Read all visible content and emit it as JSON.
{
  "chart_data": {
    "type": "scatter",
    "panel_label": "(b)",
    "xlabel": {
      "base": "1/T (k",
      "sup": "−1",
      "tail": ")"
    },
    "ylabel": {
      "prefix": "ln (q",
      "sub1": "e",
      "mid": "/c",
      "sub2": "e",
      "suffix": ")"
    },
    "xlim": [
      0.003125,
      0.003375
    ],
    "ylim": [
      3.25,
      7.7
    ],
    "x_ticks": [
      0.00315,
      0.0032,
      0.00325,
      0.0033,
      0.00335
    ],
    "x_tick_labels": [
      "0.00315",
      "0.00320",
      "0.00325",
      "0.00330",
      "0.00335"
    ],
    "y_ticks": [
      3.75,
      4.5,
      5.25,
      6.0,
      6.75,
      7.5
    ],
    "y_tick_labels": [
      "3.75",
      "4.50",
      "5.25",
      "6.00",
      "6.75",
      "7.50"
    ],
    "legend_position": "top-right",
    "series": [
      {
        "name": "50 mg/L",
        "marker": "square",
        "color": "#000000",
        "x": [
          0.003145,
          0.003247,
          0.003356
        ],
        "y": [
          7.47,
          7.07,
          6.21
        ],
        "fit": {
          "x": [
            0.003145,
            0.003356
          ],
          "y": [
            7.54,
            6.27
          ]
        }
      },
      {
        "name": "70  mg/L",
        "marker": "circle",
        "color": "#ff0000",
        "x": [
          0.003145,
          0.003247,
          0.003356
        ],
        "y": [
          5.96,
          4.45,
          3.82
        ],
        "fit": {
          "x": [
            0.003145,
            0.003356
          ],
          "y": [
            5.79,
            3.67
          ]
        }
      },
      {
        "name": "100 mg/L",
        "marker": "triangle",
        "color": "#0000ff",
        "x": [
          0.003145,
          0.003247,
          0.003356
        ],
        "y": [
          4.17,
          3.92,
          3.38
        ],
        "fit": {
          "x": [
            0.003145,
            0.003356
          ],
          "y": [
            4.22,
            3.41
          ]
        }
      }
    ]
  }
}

....................

* EXERCISE BRIEF
Write an exact transcription of every entry above.

* SOLUTION TO THE EXERCISE
Read all visible content and emit it as JSON.
{
  "chart_data": {
    "type": "scatter",
    "panel_label": "(b)",
    "xlabel": {
      "base": "1/T (k",
      "sup": "−1",
      "tail": ")"
    },
    "ylabel": {
      "prefix": "ln (q",
      "sub1": "e",
      "mid": "/c",
      "sub2": "e",
      "suffix": ")"
    },
    "xlim": [
      0.003125,
      0.003375
    ],
    "ylim": [
      3.25,
      7.7
    ],
    "x_ticks": [
      0.00315,
      0.0032,
      0.00325,
      0.0033,
      0.00335
    ],
    "x_tick_labels": [
      "0.00315",
      "0.00320",
      "0.00325",
      "0.00330",
      "0.00335"
    ],
    "y_ticks": [
      3.75,
      4.5,
      5.25,
      6.0,
      6.75,
      7.5
    ],
    "y_tick_labels": [
      "3.75",
      "4.50",
      "5.25",
      "6.00",
      "6.75",
      "7.50"
    ],
    "legend_position": "top-right",
    "series": [
      {
        "name": "50 mg/L",
        "marker": "square",
        "color": "#000000",
        "x": [
          0.003145,
          0.003247,
          0.003356
        ],
        "y": [
          7.47,
          7.07,
          6.21
        ],
        "fit": {
          "x": [
            0.003145,
            0.003356
          ],
          "y": [
            7.54,
            6.27
          ]
        }
      },
      {
        "name": "70  mg/L",
        "marker": "circle",
        "color": "#ff0000",
        "x": [
          0.003145,
          0.003247,
          0.003356
        ],
        "y": [
          5.96,
          4.45,
          3.82
        ],
        "fit": {
          "x": [
            0.003145,
            0.003356
          ],
          "y": [
            5.79,
            3.67
          ]
        }
      },
      {
        "name": "100 mg/L",
        "marker": "triangle",
        "color": "#0000ff",
        "x": [
          0.003145,
          0.003247,
          0.003356
        ],
        "y": [
          4.17,
          3.92,
          3.38
        ],
        "fit": {
          "x": [
            0.003145,
            0.003356
          ],
          "y": [
            4.22,
            3.41
          ]
        }
      }
    ]
  }
}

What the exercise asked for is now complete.